- [WHAT THIS TASK INVOLVES]: The records underneath are to be repeated exactly, with the pictures left out.
::: MATERIAL FOR THIS EXERCISE :::
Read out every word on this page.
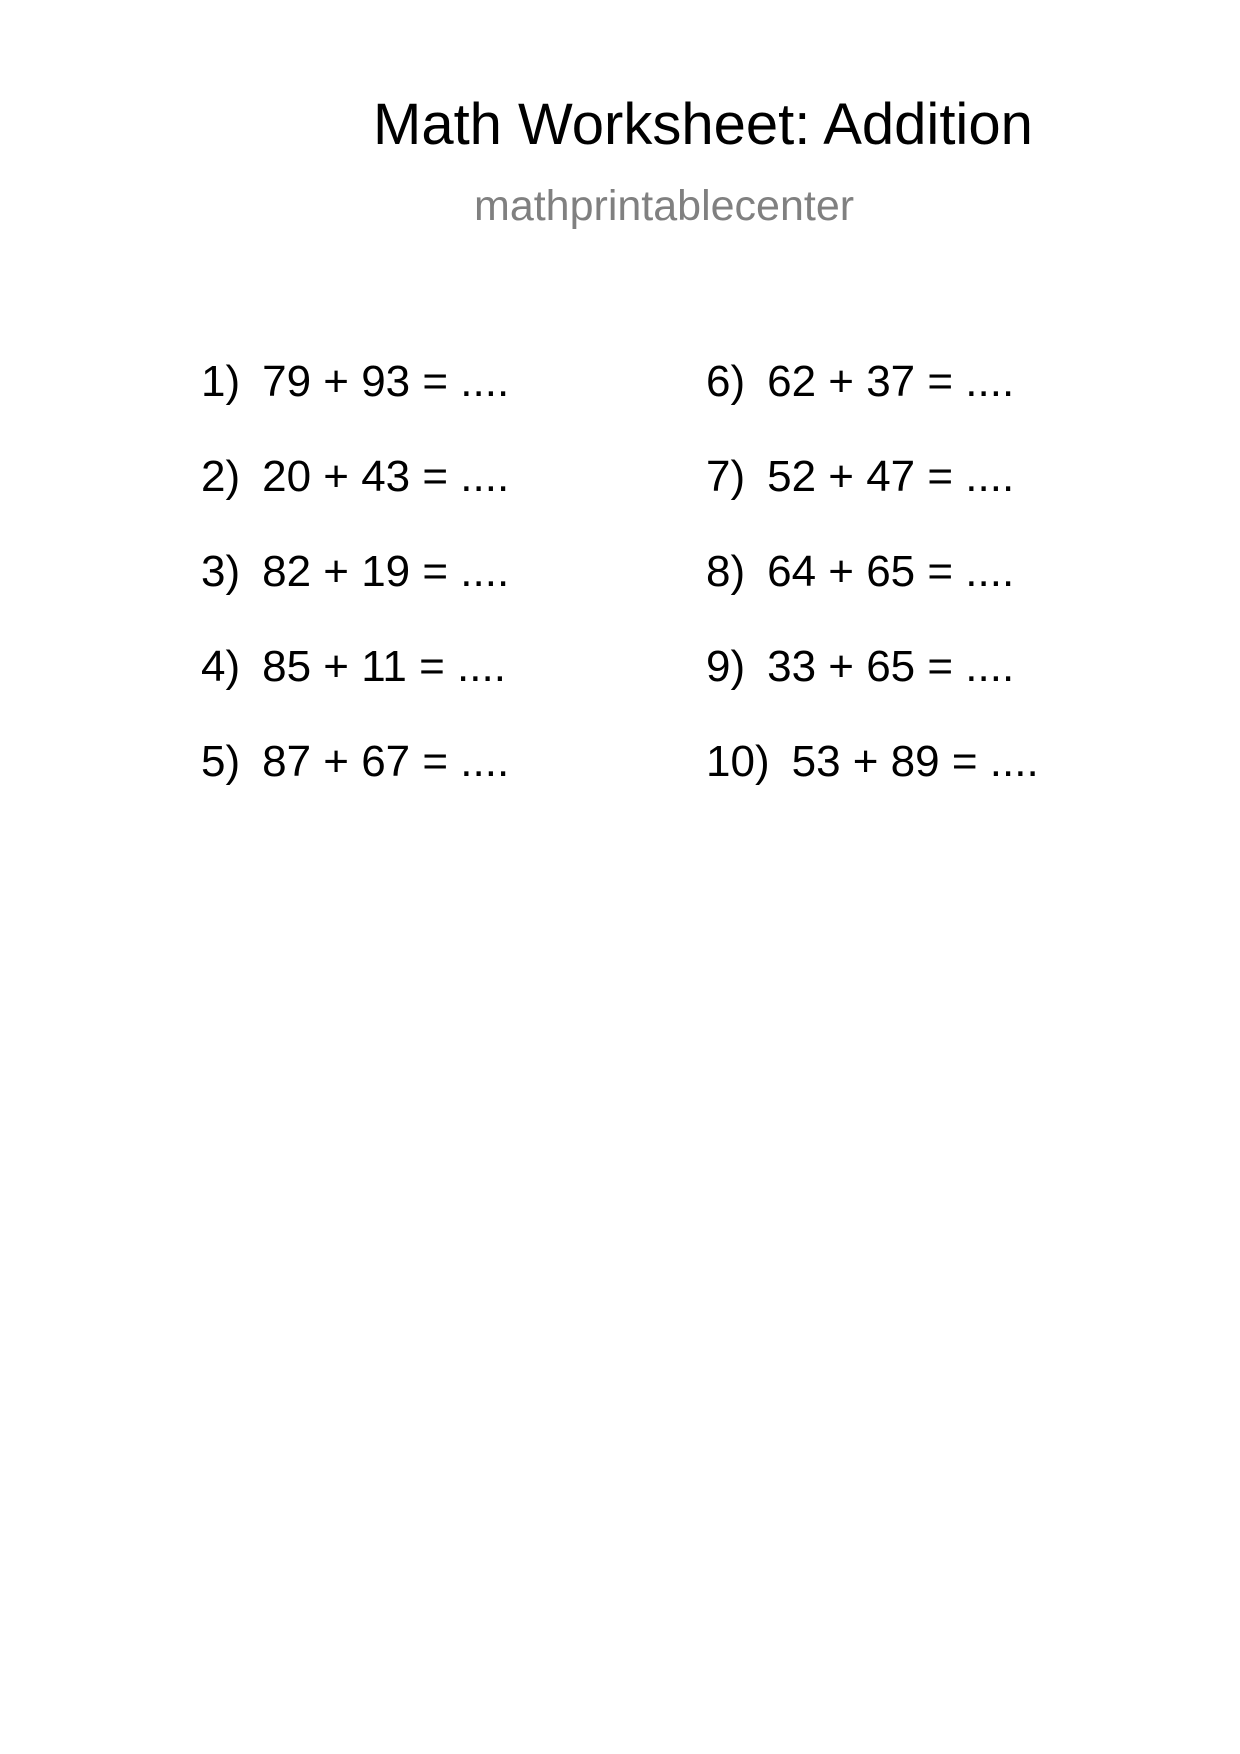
Math Worksheet: Addition
mathprintablecenter
1) 79 + 93 = ....
2) 20 + 43 = ....
3) 82 + 19 = ....
4) 85 + 11 = ....
5) 87 + 67 = ....
6) 62 + 37 = ....
7) 52 + 47 = ....
8) 64 + 65 = ....
9) 33 + 65 = ....
10) 53 + 89 = ....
:::
- [EXERCISE RESPONSE]:
Read out every word on this page.
Math Worksheet: Addition
mathprintablecenter
1) 79 + 93 = ....
2) 20 + 43 = ....
3) 82 + 19 = ....
4) 85 + 11 = ....
5) 87 + 67 = ....
6) 62 + 37 = ....
7) 52 + 47 = ....
8) 64 + 65 = ....
9) 33 + 65 = ....
10) 53 + 89 = ....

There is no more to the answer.